* **WRITTEN INSTRUCTION**
Reproduce the lines starting at the line containing "36, 36, 113]" and ending at the line containing "113, 499, 189]", switching every "interactable" to "clickable" and leaving everything else unchanged.

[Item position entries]
* * *

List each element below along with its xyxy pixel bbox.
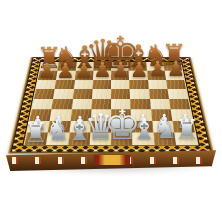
- piece-copper-pawn-a7[interactable]: ♟: [38, 61, 57, 82]
- chess-set-photo: ♜♞♝♛♚♝♞♜♟♟♟♟♟♟♟♟♟♟♟♟♟♟♟♟♜♞♝♛♚♝♞♜: [0, 0, 222, 222]
- piece-silver-rook-h1[interactable]: ♜: [175, 116, 199, 143]
- piece-copper-pawn-g7[interactable]: ♟: [148, 59, 167, 80]
- pieces-layer: ♜♞♝♛♚♝♞♜♟♟♟♟♟♟♟♟♟♟♟♟♟♟♟♟♜♞♝♛♚♝♞♜: [0, 0, 222, 222]
- piece-copper-pawn-e7[interactable]: ♟: [111, 60, 130, 81]
- piece-copper-pawn-h7[interactable]: ♟: [167, 59, 186, 80]
- piece-copper-pawn-d7[interactable]: ♟: [93, 60, 112, 81]
- piece-copper-pawn-b7[interactable]: ♟: [56, 61, 75, 82]
- piece-copper-pawn-f7[interactable]: ♟: [130, 59, 149, 80]
- piece-copper-pawn-c7[interactable]: ♟: [74, 60, 93, 81]
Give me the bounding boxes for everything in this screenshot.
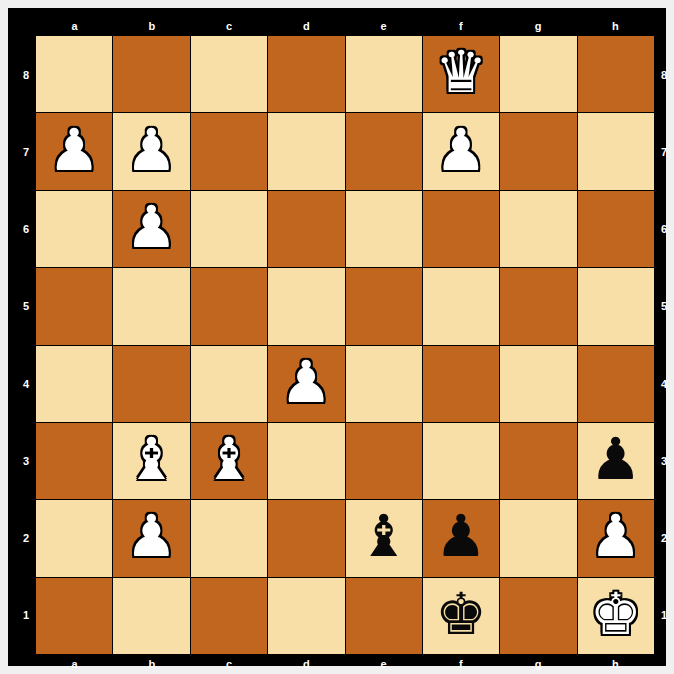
rank-label-8: 8	[16, 36, 36, 113]
chess-diagram: abcdefgh abcdefgh 87654321 87654321 ♛♟♟♟…	[0, 0, 674, 674]
rank-labels-left: 87654321	[16, 36, 36, 654]
square-e3[interactable]	[346, 423, 422, 499]
square-a2[interactable]	[36, 500, 112, 576]
square-c2[interactable]	[191, 500, 267, 576]
file-label-g: g	[500, 16, 577, 36]
square-d5[interactable]	[268, 268, 344, 344]
square-f7[interactable]: ♟	[423, 113, 499, 189]
file-label-e: e	[345, 16, 422, 36]
white-pawn-icon: ♟	[590, 507, 642, 565]
square-c6[interactable]	[191, 191, 267, 267]
square-a7[interactable]: ♟	[36, 113, 112, 189]
square-c7[interactable]	[191, 113, 267, 189]
rank-label-2: 2	[654, 500, 674, 577]
square-d7[interactable]	[268, 113, 344, 189]
rank-label-2: 2	[16, 500, 36, 577]
square-f1[interactable]: ♚	[423, 578, 499, 654]
square-b2[interactable]: ♟	[113, 500, 189, 576]
square-f8[interactable]: ♛	[423, 36, 499, 112]
square-a4[interactable]	[36, 346, 112, 422]
square-g5[interactable]	[500, 268, 576, 344]
file-label-a: a	[36, 654, 113, 674]
square-g2[interactable]	[500, 500, 576, 576]
square-d2[interactable]	[268, 500, 344, 576]
white-bishop-icon: ♝	[126, 430, 178, 488]
black-pawn-icon: ♟	[435, 507, 487, 565]
file-label-d: d	[268, 16, 345, 36]
rank-label-6: 6	[16, 191, 36, 268]
white-bishop-icon: ♝	[203, 430, 255, 488]
square-c4[interactable]	[191, 346, 267, 422]
square-g6[interactable]	[500, 191, 576, 267]
square-g4[interactable]	[500, 346, 576, 422]
square-b8[interactable]	[113, 36, 189, 112]
square-e2[interactable]: ♝	[346, 500, 422, 576]
file-labels-bottom: abcdefgh	[36, 654, 654, 674]
file-label-a: a	[36, 16, 113, 36]
board-frame: abcdefgh abcdefgh 87654321 87654321 ♛♟♟♟…	[8, 8, 666, 666]
square-e8[interactable]	[346, 36, 422, 112]
square-b1[interactable]	[113, 578, 189, 654]
square-a5[interactable]	[36, 268, 112, 344]
rank-label-8: 8	[654, 36, 674, 113]
rank-label-5: 5	[16, 268, 36, 345]
square-e6[interactable]	[346, 191, 422, 267]
square-e7[interactable]	[346, 113, 422, 189]
square-b3[interactable]: ♝	[113, 423, 189, 499]
rank-label-7: 7	[654, 113, 674, 190]
board: ♛♟♟♟♟♟♝♝♟♟♝♟♟♚♚	[36, 36, 654, 654]
square-c3[interactable]: ♝	[191, 423, 267, 499]
square-g7[interactable]	[500, 113, 576, 189]
file-label-h: h	[577, 16, 654, 36]
file-label-b: b	[113, 16, 190, 36]
square-e1[interactable]	[346, 578, 422, 654]
square-d3[interactable]	[268, 423, 344, 499]
white-pawn-icon: ♟	[126, 507, 178, 565]
white-pawn-icon: ♟	[126, 198, 178, 256]
file-labels-top: abcdefgh	[36, 16, 654, 36]
file-label-f: f	[422, 654, 499, 674]
square-d1[interactable]	[268, 578, 344, 654]
white-pawn-icon: ♟	[126, 121, 178, 179]
square-b5[interactable]	[113, 268, 189, 344]
black-king-icon: ♚	[435, 585, 487, 643]
square-h1[interactable]: ♚	[578, 578, 654, 654]
rank-label-1: 1	[654, 577, 674, 654]
file-label-h: h	[577, 654, 654, 674]
square-h7[interactable]	[578, 113, 654, 189]
square-c8[interactable]	[191, 36, 267, 112]
square-g3[interactable]	[500, 423, 576, 499]
square-f6[interactable]	[423, 191, 499, 267]
square-b4[interactable]	[113, 346, 189, 422]
rank-label-7: 7	[16, 113, 36, 190]
file-label-c: c	[191, 16, 268, 36]
square-g8[interactable]	[500, 36, 576, 112]
file-label-b: b	[113, 654, 190, 674]
square-d4[interactable]: ♟	[268, 346, 344, 422]
square-h6[interactable]	[578, 191, 654, 267]
square-h2[interactable]: ♟	[578, 500, 654, 576]
square-h4[interactable]	[578, 346, 654, 422]
white-king-icon: ♚	[590, 585, 642, 643]
rank-label-3: 3	[654, 422, 674, 499]
square-f4[interactable]	[423, 346, 499, 422]
square-h5[interactable]	[578, 268, 654, 344]
square-a6[interactable]	[36, 191, 112, 267]
file-label-e: e	[345, 654, 422, 674]
square-a8[interactable]	[36, 36, 112, 112]
rank-label-3: 3	[16, 422, 36, 499]
white-queen-icon: ♛	[435, 43, 487, 101]
square-a3[interactable]	[36, 423, 112, 499]
rank-label-6: 6	[654, 191, 674, 268]
square-g1[interactable]	[500, 578, 576, 654]
square-e5[interactable]	[346, 268, 422, 344]
rank-label-1: 1	[16, 577, 36, 654]
white-pawn-icon: ♟	[435, 121, 487, 179]
rank-label-4: 4	[16, 345, 36, 422]
square-d6[interactable]	[268, 191, 344, 267]
white-pawn-icon: ♟	[48, 121, 100, 179]
square-b7[interactable]: ♟	[113, 113, 189, 189]
file-label-c: c	[191, 654, 268, 674]
square-c5[interactable]	[191, 268, 267, 344]
file-label-g: g	[500, 654, 577, 674]
rank-label-5: 5	[654, 268, 674, 345]
rank-label-4: 4	[654, 345, 674, 422]
square-d8[interactable]	[268, 36, 344, 112]
square-b6[interactable]: ♟	[113, 191, 189, 267]
square-f2[interactable]: ♟	[423, 500, 499, 576]
black-bishop-icon: ♝	[358, 507, 410, 565]
square-h8[interactable]	[578, 36, 654, 112]
square-e4[interactable]	[346, 346, 422, 422]
rank-labels-right: 87654321	[654, 36, 674, 654]
square-h3[interactable]: ♟	[578, 423, 654, 499]
square-f5[interactable]	[423, 268, 499, 344]
square-c1[interactable]	[191, 578, 267, 654]
file-label-f: f	[422, 16, 499, 36]
file-label-d: d	[268, 654, 345, 674]
square-a1[interactable]	[36, 578, 112, 654]
white-pawn-icon: ♟	[280, 353, 332, 411]
black-pawn-icon: ♟	[590, 430, 642, 488]
square-f3[interactable]	[423, 423, 499, 499]
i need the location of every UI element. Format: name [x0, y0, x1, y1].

* * *

* **RESPONSE TO THE EXERCISE**
rank-label-8: 8	[16, 36, 36, 113]
chess-diagram: abcdefgh abcdefgh 87654321 87654321 ♛♟♟♟…	[0, 0, 674, 674]
rank-labels-left: 87654321	[16, 36, 36, 654]
square-e3[clickable]	[346, 423, 422, 499]
square-a2[clickable]	[36, 500, 112, 576]
square-c2[clickable]	[191, 500, 267, 576]
file-label-g: g	[500, 16, 577, 36]
square-d5[clickable]	[268, 268, 344, 344]
square-f7[clickable]: ♟	[423, 113, 499, 189]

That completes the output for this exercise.